Please print all of the material below, word for word.

— Begin Information supplied —

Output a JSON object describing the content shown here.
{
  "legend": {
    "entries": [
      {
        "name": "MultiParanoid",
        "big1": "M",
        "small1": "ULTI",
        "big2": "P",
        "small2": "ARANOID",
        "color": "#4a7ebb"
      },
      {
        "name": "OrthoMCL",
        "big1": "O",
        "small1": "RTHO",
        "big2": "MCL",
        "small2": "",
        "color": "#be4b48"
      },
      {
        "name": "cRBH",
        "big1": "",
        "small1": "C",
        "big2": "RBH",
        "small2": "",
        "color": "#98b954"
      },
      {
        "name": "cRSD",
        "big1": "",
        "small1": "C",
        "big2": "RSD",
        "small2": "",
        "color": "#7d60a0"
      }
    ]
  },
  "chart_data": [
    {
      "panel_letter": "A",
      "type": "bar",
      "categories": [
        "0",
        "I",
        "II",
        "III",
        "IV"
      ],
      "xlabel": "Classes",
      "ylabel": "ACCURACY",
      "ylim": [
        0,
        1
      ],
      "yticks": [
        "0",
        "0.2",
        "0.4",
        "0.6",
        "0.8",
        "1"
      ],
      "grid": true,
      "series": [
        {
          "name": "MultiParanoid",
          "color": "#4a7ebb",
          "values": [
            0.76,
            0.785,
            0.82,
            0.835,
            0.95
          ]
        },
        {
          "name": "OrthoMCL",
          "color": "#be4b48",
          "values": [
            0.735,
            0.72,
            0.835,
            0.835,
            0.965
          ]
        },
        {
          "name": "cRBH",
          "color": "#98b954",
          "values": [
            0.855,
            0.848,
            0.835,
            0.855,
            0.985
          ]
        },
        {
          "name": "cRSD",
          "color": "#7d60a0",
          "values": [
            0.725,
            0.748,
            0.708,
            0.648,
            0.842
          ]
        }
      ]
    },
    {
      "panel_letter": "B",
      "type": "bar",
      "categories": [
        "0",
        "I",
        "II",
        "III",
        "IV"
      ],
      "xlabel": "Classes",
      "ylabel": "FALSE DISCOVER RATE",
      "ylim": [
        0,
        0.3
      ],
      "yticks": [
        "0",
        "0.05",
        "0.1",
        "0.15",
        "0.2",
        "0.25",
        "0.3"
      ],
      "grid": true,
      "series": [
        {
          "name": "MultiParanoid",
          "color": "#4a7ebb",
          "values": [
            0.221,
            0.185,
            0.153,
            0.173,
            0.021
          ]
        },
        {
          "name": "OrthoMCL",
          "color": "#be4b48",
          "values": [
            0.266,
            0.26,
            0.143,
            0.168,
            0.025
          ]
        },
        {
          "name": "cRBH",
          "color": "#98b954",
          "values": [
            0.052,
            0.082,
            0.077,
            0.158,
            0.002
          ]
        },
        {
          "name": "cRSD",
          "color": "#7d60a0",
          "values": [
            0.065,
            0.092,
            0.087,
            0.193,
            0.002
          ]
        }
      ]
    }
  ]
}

— End Information supplied —

● Exercise result:
Output a JSON object describing the content shown here.
{
  "legend": {
    "entries": [
      {
        "name": "MultiParanoid",
        "big1": "M",
        "small1": "ULTI",
        "big2": "P",
        "small2": "ARANOID",
        "color": "#4a7ebb"
      },
      {
        "name": "OrthoMCL",
        "big1": "O",
        "small1": "RTHO",
        "big2": "MCL",
        "small2": "",
        "color": "#be4b48"
      },
      {
        "name": "cRBH",
        "big1": "",
        "small1": "C",
        "big2": "RBH",
        "small2": "",
        "color": "#98b954"
      },
      {
        "name": "cRSD",
        "big1": "",
        "small1": "C",
        "big2": "RSD",
        "small2": "",
        "color": "#7d60a0"
      }
    ]
  },
  "chart_data": [
    {
      "panel_letter": "A",
      "type": "bar",
      "categories": [
        "0",
        "I",
        "II",
        "III",
        "IV"
      ],
      "xlabel": "Classes",
      "ylabel": "ACCURACY",
      "ylim": [
        0,
        1
      ],
      "yticks": [
        "0",
        "0.2",
        "0.4",
        "0.6",
        "0.8",
        "1"
      ],
      "grid": true,
      "series": [
        {
          "name": "MultiParanoid",
          "color": "#4a7ebb",
          "values": [
            0.76,
            0.785,
            0.82,
            0.835,
            0.95
          ]
        },
        {
          "name": "OrthoMCL",
          "color": "#be4b48",
          "values": [
            0.735,
            0.72,
            0.835,
            0.835,
            0.965
          ]
        },
        {
          "name": "cRBH",
          "color": "#98b954",
          "values": [
            0.855,
            0.848,
            0.835,
            0.855,
            0.985
          ]
        },
        {
          "name": "cRSD",
          "color": "#7d60a0",
          "values": [
            0.725,
            0.748,
            0.708,
            0.648,
            0.842
          ]
        }
      ]
    },
    {
      "panel_letter": "B",
      "type": "bar",
      "categories": [
        "0",
        "I",
        "II",
        "III",
        "IV"
      ],
      "xlabel": "Classes",
      "ylabel": "FALSE DISCOVER RATE",
      "ylim": [
        0,
        0.3
      ],
      "yticks": [
        "0",
        "0.05",
        "0.1",
        "0.15",
        "0.2",
        "0.25",
        "0.3"
      ],
      "grid": true,
      "series": [
        {
          "name": "MultiParanoid",
          "color": "#4a7ebb",
          "values": [
            0.221,
            0.185,
            0.153,
            0.173,
            0.021
          ]
        },
        {
          "name": "OrthoMCL",
          "color": "#be4b48",
          "values": [
            0.266,
            0.26,
            0.143,
            0.168,
            0.025
          ]
        },
        {
          "name": "cRBH",
          "color": "#98b954",
          "values": [
            0.052,
            0.082,
            0.077,
            0.158,
            0.002
          ]
        },
        {
          "name": "cRSD",
          "color": "#7d60a0",
          "values": [
            0.065,
            0.092,
            0.087,
            0.193,
            0.002
          ]
        }
      ]
    }
  ]
}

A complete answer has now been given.